Digital Restoration and Recreation  Curtains, Palazzo Mocenigo, Venice

Within my practice there is a tension between the photographic image and its eventual form.  One continuing body of work concentrates on returning photographs back to their three dimensional subjects, capturing movement and the fall of light in the process so that the recreated object encapsulates time, as well as space. The three dimensional objects are recreated using images made fluid and flexible by liberating them onto fabric; the photographs and object becoming encapsulated in time.  

The importance of the single photograph appears challenged today in the plethora of imagery that surrounds us constantly. It is as if today everything is photographed with little attention.The digital recreations have the elements of a sculptural experience with a ‘new’ fall of light on to their surfaces, an invitation to draw close and touch, an inability to take it in, in one glance, a need to view from all sides activating the sculptural imagination and the senses to absorb its appearance.

■ Short exercise A ■
Reproduce the listing word for word, from its first line through the line containing "103, 705, 124]", both lines included.
The listing was taken from a different source than the text about digital restoration and recreation.

■ Given entries ■
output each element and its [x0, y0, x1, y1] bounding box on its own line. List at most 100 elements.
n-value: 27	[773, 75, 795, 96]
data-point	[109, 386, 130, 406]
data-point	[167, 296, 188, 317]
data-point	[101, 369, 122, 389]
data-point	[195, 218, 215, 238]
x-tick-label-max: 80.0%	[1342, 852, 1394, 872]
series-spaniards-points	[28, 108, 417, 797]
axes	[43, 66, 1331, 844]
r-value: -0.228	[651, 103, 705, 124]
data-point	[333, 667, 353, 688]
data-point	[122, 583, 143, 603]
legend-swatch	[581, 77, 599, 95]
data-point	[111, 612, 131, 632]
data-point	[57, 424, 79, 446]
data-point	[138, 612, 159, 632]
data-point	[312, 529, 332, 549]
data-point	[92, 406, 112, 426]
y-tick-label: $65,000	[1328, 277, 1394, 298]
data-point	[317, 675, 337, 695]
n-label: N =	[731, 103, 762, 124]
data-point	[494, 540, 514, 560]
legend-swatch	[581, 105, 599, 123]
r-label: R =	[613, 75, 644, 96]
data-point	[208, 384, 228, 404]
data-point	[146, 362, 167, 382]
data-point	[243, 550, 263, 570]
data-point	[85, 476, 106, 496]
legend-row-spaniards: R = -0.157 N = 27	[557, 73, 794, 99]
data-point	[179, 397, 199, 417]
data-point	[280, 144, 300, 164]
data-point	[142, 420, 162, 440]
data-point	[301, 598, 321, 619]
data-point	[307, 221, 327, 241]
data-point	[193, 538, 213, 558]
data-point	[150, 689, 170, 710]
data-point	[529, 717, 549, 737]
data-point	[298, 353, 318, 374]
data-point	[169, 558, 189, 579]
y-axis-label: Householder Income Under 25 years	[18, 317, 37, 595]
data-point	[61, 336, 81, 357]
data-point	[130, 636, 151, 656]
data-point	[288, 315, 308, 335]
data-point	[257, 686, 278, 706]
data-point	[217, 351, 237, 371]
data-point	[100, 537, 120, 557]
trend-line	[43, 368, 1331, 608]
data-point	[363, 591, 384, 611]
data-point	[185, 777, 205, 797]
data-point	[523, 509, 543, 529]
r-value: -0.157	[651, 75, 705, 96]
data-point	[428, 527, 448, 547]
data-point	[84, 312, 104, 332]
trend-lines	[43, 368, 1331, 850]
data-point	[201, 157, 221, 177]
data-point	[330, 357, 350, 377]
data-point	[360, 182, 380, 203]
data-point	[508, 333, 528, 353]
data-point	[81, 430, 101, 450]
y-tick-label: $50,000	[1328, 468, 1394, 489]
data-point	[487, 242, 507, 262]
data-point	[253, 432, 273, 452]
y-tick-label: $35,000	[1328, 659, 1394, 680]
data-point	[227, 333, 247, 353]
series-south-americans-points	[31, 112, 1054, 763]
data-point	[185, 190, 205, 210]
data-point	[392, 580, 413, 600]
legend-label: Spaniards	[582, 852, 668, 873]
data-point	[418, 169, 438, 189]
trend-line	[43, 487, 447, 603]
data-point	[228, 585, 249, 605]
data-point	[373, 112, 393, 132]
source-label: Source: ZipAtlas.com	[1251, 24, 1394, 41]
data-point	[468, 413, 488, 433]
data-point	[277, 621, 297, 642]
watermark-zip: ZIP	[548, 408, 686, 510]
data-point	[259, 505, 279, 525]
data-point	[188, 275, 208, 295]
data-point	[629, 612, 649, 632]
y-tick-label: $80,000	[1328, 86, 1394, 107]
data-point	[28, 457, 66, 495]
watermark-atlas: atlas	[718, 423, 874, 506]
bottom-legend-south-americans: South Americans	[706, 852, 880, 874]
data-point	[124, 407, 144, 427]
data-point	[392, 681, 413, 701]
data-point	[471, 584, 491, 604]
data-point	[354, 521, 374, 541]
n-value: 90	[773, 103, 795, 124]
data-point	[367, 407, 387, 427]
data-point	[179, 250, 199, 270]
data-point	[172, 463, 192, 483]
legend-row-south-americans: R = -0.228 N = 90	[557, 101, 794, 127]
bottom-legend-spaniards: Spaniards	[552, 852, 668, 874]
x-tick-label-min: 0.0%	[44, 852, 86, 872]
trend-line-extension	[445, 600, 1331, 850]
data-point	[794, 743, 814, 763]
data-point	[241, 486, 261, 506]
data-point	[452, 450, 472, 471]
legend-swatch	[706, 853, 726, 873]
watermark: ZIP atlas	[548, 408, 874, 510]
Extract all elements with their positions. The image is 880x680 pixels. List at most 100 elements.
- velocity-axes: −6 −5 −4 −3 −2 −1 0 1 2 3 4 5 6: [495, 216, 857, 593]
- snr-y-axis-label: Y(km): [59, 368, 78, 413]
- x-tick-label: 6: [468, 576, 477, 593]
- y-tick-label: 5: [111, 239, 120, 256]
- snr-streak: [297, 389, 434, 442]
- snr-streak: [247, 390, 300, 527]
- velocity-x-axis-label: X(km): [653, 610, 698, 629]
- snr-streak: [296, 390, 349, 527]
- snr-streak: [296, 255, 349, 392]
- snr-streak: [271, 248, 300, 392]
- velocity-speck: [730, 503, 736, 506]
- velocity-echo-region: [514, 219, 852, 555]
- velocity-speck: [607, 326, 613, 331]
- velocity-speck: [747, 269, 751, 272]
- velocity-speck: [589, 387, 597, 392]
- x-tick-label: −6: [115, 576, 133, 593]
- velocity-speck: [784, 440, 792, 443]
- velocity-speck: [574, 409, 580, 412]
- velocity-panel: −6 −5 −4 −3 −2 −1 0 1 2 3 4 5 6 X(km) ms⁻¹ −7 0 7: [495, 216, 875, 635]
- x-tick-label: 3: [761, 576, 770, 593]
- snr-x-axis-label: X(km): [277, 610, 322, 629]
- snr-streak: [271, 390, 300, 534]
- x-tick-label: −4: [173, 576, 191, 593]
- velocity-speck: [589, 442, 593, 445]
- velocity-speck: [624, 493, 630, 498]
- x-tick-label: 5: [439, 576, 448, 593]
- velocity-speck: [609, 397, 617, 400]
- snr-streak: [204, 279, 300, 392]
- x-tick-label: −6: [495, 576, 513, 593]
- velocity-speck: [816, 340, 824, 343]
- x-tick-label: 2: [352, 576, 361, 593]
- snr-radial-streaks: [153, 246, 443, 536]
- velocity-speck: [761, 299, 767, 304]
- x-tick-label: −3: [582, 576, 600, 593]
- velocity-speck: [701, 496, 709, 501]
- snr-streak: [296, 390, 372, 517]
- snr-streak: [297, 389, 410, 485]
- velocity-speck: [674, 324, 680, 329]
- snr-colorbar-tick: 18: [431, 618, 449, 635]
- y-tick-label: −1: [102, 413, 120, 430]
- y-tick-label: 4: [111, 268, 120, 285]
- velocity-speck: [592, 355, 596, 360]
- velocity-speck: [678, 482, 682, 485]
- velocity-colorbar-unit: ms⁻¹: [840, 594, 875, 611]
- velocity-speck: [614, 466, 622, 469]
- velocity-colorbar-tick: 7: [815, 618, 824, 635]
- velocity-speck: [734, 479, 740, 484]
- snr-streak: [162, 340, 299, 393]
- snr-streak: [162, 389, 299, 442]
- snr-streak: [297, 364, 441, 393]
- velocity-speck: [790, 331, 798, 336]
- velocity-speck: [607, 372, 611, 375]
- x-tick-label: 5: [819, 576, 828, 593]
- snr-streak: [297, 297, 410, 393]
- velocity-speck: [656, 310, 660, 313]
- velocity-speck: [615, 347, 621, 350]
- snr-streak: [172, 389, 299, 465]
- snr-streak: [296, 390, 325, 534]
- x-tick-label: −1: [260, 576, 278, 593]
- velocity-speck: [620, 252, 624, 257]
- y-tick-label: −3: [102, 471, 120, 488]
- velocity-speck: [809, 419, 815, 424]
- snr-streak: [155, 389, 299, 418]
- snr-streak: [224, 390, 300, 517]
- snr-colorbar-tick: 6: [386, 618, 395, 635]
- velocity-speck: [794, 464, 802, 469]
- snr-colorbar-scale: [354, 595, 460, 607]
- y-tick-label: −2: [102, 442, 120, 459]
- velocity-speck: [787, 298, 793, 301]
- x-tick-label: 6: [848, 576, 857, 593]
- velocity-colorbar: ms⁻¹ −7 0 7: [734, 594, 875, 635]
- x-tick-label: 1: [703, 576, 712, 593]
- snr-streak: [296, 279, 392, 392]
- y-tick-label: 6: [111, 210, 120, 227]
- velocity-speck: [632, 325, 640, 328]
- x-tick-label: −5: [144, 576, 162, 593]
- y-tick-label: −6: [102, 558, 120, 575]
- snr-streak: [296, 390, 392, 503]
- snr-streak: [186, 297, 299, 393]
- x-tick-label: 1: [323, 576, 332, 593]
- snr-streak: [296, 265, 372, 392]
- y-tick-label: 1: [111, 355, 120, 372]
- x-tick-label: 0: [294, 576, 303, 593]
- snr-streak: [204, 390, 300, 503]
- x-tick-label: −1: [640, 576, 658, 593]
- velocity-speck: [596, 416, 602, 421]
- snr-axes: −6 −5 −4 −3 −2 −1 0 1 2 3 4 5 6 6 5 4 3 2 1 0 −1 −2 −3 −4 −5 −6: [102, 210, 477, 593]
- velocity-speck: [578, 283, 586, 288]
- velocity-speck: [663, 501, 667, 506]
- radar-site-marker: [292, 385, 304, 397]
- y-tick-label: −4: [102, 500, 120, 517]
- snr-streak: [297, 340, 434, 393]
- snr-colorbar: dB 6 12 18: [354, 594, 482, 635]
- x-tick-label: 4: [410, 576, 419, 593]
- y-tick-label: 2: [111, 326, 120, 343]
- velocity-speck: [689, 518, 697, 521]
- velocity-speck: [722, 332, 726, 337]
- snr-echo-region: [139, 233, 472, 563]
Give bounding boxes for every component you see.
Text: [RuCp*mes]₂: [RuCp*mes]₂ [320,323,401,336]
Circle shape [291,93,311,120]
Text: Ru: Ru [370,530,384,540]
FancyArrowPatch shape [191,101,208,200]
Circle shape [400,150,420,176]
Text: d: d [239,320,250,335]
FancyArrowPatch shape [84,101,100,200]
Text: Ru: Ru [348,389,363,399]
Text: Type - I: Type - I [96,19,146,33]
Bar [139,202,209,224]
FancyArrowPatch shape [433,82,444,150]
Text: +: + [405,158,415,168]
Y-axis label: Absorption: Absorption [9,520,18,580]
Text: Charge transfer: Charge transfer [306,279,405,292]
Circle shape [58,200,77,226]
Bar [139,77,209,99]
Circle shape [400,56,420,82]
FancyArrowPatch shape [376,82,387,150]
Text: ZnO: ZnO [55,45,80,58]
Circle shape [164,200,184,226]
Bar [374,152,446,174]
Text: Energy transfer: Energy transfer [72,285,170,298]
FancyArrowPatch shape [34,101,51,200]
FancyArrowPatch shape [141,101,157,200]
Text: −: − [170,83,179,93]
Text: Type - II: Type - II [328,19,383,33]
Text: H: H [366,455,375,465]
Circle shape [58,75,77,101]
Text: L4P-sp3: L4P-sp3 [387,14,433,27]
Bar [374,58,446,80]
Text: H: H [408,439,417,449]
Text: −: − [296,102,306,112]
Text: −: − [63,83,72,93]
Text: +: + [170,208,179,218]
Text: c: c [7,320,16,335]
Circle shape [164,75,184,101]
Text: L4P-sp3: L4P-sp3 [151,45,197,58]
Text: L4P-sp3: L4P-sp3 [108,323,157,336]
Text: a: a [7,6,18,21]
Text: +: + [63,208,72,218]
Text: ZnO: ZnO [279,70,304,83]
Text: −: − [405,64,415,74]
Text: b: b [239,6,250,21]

■ Short exercise B ■
List every element of a sculptural experience that the passage on digital restoration and recreation says the digital recreations have.

■ Written solution A ■
output each element and its [x0, y0, x1, y1] bounding box on its own line. List at most 100 elements.
n-value: 27	[773, 75, 795, 96]
data-point	[109, 386, 130, 406]
data-point	[167, 296, 188, 317]
data-point	[101, 369, 122, 389]
data-point	[195, 218, 215, 238]
x-tick-label-max: 80.0%	[1342, 852, 1394, 872]
series-spaniards-points	[28, 108, 417, 797]
axes	[43, 66, 1331, 844]
r-value: -0.228	[651, 103, 705, 124]

■ Written solution B ■
- a ‘new’ fall of light on to their surfaces
- an invitation to draw close and touch
- an inability to take it in, in one glance
- a need to view from all sides activating the sculptural imagination and the senses to absorb its appearance